# PROBLEM STATEMENT
Transcribe the material verbatim in full; the pictures do not belong in the copy.

# DATA IN THIS EXERCISE
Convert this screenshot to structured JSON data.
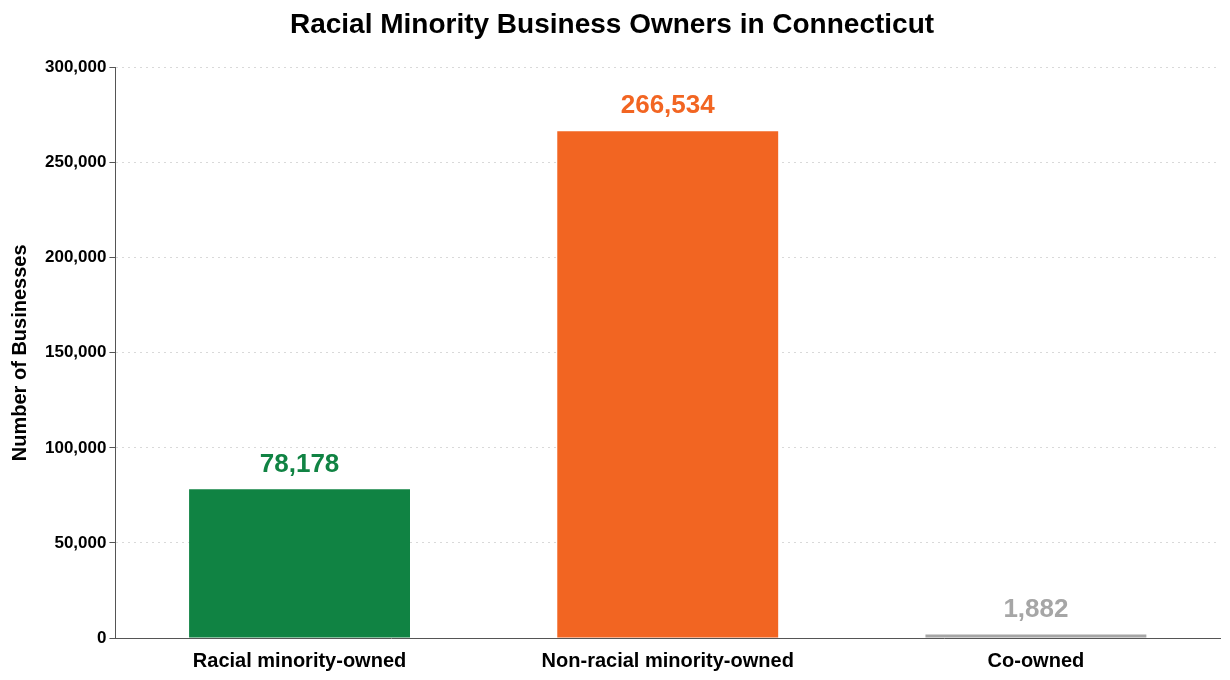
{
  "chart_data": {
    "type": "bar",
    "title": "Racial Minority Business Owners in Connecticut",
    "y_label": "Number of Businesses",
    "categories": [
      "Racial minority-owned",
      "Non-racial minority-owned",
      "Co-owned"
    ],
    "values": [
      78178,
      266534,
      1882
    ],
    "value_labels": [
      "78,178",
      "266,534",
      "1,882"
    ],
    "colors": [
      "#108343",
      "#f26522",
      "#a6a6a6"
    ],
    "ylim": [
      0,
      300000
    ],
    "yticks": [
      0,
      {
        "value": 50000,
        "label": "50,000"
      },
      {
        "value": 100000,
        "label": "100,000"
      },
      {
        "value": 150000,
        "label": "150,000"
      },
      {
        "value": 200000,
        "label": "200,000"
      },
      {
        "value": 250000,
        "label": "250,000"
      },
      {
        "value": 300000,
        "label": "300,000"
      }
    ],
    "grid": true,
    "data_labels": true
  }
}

# ANSWER FOR THIS EXERCISE
Convert this screenshot to structured JSON data.
{
  "chart_data": {
    "type": "bar",
    "title": "Racial Minority Business Owners in Connecticut",
    "y_label": "Number of Businesses",
    "categories": [
      "Racial minority-owned",
      "Non-racial minority-owned",
      "Co-owned"
    ],
    "values": [
      78178,
      266534,
      1882
    ],
    "value_labels": [
      "78,178",
      "266,534",
      "1,882"
    ],
    "colors": [
      "#108343",
      "#f26522",
      "#a6a6a6"
    ],
    "ylim": [
      0,
      300000
    ],
    "yticks": [
      0,
      {
        "value": 50000,
        "label": "50,000"
      },
      {
        "value": 100000,
        "label": "100,000"
      },
      {
        "value": 150000,
        "label": "150,000"
      },
      {
        "value": 200000,
        "label": "200,000"
      },
      {
        "value": 250000,
        "label": "250,000"
      },
      {
        "value": 300000,
        "label": "300,000"
      }
    ],
    "grid": true,
    "data_labels": true
  }
}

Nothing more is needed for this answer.